EXERCISE INPUTS =

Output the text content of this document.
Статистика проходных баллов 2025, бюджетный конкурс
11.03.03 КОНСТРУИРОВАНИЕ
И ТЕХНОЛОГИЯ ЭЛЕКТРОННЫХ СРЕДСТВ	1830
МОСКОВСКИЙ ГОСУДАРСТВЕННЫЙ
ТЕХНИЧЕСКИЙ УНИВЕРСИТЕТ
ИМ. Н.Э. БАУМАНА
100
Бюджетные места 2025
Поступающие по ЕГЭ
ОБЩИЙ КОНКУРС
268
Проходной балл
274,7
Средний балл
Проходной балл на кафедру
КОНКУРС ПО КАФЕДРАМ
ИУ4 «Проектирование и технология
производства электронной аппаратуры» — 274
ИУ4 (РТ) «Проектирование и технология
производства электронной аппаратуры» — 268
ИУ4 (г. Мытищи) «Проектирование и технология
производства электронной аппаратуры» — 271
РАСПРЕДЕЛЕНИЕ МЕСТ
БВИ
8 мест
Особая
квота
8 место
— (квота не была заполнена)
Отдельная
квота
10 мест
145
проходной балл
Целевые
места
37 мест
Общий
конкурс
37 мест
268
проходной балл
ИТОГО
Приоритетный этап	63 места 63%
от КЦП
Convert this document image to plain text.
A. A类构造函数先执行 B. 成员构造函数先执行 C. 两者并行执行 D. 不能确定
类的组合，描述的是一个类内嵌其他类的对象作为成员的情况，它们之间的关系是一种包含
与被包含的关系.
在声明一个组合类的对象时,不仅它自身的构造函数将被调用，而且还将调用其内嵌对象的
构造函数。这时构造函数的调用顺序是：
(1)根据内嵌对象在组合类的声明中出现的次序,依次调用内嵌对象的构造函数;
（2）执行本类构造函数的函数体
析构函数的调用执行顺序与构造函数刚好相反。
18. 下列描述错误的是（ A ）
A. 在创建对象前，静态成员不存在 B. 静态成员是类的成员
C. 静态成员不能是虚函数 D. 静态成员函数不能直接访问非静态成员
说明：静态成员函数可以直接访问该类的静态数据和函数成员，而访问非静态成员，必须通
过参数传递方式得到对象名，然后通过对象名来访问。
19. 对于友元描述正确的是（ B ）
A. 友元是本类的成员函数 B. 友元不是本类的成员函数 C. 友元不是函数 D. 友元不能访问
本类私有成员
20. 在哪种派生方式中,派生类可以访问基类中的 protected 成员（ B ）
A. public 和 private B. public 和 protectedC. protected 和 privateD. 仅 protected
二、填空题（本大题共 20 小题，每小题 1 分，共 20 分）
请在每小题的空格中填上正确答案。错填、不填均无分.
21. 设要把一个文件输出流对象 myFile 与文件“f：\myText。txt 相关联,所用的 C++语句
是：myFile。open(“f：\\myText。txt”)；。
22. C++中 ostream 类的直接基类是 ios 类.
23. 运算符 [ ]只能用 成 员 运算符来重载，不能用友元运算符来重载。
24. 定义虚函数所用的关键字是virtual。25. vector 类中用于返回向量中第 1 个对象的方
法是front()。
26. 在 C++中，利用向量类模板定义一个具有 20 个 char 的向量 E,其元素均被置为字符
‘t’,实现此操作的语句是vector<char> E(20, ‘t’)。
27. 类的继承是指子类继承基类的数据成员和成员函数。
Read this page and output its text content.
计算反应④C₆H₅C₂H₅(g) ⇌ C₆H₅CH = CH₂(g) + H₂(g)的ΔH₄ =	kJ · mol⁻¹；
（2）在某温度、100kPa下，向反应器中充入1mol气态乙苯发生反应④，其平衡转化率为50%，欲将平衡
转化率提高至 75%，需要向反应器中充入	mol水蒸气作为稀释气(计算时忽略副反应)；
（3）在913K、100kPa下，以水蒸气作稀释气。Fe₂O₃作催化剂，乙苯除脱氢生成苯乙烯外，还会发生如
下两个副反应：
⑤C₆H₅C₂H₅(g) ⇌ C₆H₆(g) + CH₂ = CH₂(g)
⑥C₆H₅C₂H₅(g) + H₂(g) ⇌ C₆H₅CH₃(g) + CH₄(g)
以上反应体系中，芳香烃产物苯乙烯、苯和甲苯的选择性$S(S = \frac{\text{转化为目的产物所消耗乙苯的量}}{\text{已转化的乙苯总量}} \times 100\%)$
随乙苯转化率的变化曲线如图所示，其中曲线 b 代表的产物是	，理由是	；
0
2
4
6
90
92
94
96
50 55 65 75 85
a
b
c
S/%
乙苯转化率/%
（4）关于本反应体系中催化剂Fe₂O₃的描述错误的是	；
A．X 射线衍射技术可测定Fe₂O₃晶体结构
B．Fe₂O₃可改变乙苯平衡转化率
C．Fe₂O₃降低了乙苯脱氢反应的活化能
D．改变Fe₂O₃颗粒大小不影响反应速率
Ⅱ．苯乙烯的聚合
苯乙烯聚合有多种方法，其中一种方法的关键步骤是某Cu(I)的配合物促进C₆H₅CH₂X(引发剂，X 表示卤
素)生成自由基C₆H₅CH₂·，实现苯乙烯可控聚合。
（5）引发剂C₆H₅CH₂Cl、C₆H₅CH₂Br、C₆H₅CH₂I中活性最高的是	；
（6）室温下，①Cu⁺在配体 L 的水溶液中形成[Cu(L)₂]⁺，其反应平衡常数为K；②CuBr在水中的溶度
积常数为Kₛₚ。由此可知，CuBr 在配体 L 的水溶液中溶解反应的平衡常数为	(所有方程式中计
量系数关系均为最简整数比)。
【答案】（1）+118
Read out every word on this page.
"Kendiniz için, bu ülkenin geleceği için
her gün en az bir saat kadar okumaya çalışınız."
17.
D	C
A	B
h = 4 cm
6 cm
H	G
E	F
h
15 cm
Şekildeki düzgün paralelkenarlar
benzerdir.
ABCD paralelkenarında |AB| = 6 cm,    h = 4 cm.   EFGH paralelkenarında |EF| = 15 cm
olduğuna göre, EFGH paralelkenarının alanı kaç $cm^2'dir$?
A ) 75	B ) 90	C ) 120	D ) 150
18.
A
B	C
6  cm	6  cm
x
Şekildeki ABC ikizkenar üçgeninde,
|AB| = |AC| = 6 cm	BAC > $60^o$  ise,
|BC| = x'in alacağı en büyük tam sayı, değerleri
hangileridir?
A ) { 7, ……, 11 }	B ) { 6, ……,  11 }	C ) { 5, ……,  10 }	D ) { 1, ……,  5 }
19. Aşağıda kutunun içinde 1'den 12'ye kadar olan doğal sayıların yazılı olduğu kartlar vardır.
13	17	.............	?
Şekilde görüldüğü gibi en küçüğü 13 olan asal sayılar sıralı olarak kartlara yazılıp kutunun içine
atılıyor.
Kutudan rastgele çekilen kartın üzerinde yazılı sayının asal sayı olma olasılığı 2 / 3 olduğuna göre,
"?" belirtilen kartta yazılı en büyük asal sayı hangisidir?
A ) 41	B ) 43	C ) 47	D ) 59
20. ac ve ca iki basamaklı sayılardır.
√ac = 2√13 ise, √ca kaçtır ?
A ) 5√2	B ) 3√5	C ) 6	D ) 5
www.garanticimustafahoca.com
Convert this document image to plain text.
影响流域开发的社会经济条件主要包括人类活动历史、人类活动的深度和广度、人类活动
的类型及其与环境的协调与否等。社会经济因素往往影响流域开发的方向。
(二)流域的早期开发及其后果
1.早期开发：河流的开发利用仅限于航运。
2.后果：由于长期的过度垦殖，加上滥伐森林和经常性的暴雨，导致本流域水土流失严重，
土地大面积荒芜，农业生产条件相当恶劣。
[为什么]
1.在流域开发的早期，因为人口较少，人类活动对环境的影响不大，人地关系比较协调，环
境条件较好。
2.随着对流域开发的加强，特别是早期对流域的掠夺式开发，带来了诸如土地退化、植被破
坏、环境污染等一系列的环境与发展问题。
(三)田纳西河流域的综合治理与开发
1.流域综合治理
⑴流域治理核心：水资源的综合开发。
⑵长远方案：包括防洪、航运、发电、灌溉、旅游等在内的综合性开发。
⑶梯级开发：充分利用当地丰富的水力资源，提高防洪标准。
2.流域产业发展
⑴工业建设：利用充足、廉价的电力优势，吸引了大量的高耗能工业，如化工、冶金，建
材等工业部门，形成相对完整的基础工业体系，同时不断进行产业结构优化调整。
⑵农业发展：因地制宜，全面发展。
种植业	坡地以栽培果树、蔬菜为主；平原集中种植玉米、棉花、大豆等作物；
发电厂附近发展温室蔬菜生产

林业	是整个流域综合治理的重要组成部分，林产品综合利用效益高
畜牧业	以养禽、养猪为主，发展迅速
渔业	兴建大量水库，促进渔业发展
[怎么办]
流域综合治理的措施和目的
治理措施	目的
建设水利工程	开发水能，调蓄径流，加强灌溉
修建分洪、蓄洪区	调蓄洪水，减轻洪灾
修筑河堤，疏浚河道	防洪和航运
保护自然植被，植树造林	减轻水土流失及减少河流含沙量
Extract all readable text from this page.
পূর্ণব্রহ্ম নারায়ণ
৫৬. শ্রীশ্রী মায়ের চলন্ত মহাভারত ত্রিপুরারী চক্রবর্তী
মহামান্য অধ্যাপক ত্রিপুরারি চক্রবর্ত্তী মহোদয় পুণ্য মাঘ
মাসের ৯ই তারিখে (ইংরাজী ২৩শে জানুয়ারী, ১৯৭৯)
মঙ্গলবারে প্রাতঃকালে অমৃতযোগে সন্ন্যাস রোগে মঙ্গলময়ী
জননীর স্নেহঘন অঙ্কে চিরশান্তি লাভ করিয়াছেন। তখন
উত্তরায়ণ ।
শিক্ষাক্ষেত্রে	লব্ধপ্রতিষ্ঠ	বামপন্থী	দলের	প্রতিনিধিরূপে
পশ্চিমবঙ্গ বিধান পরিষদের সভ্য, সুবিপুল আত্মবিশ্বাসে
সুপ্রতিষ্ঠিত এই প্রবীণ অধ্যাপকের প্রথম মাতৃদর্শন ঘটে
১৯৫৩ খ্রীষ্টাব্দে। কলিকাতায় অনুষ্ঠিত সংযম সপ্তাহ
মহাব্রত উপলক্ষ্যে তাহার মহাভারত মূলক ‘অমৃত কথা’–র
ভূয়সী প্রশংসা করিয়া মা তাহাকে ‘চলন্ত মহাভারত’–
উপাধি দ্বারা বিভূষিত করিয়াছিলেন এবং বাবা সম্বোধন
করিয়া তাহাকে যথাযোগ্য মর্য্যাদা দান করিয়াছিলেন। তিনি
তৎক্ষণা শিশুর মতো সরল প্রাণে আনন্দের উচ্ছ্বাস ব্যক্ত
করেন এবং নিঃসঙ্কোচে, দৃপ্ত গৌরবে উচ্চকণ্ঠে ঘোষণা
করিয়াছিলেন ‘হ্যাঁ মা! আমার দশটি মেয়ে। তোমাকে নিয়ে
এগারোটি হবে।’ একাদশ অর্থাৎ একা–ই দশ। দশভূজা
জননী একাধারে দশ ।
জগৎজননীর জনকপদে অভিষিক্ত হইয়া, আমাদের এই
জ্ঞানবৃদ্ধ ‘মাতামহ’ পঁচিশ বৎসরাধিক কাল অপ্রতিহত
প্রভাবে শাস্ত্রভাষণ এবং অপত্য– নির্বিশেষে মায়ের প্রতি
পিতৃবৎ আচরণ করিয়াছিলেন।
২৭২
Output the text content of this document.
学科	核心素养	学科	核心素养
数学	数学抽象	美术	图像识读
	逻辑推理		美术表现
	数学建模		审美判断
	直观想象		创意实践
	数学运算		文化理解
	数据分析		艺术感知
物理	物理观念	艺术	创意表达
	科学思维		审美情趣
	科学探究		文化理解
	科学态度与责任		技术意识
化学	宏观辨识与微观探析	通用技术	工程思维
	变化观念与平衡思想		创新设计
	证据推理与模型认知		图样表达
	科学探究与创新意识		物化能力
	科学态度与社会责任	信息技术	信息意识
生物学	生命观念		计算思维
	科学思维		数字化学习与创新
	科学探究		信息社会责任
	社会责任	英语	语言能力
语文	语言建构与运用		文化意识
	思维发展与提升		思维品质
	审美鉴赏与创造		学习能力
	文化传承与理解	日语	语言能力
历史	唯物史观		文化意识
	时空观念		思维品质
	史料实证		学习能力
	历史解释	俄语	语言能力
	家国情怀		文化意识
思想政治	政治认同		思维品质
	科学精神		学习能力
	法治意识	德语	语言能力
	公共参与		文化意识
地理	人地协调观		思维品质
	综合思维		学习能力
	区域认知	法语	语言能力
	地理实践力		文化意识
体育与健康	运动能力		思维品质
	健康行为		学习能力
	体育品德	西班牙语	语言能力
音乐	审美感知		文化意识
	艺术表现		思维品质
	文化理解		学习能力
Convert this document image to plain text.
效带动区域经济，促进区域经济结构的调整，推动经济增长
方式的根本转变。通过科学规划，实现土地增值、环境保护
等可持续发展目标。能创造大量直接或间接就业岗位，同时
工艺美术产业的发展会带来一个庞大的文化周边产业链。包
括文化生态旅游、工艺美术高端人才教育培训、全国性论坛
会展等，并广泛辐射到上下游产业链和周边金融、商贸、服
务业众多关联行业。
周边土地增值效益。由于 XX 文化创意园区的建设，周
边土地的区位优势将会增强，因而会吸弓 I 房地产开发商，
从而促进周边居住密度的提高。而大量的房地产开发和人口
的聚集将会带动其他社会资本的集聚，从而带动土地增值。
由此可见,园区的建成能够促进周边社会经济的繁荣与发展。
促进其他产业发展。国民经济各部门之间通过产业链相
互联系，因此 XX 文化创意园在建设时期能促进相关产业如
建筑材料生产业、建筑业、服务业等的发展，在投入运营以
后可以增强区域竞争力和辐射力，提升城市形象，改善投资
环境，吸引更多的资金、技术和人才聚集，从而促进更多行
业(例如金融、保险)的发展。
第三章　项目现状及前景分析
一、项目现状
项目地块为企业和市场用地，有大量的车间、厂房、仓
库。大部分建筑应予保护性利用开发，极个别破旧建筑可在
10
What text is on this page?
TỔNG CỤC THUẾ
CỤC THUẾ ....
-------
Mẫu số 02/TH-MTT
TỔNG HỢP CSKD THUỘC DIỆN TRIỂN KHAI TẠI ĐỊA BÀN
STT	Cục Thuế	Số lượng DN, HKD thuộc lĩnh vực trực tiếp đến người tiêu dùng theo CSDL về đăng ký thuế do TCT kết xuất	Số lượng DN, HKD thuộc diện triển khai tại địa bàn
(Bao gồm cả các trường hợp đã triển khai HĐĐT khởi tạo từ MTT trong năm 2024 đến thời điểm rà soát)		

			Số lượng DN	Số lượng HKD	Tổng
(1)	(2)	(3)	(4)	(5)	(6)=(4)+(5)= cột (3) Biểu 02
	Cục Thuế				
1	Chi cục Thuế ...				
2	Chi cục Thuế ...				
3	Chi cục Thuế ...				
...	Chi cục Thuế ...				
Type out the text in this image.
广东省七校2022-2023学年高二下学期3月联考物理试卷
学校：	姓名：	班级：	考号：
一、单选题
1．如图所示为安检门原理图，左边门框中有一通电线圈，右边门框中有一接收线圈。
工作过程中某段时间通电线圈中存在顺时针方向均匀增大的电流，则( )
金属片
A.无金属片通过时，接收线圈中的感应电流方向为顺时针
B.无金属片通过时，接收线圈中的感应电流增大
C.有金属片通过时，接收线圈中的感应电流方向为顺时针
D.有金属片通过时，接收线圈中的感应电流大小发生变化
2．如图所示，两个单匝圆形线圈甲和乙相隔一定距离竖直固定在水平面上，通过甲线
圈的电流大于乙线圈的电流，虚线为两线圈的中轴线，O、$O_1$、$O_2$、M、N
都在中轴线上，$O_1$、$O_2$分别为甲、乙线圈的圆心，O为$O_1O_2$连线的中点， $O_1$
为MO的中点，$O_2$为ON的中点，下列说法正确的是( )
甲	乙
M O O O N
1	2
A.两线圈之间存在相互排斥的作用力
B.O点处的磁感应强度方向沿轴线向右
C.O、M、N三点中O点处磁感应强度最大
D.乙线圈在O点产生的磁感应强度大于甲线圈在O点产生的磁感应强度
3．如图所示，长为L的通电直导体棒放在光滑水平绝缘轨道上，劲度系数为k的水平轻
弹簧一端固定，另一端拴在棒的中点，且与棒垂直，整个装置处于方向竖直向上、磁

GIVEN EXERCISE = Choose all lines containing the string "char" and copy them out.

EXERCISE RESULT =
26. 在 C++中，利用向量类模板定义一个具有 20 个 char 的向量 E,其元素均被置为字符
‘t’,实现此操作的语句是vector<char> E(20, ‘t’)。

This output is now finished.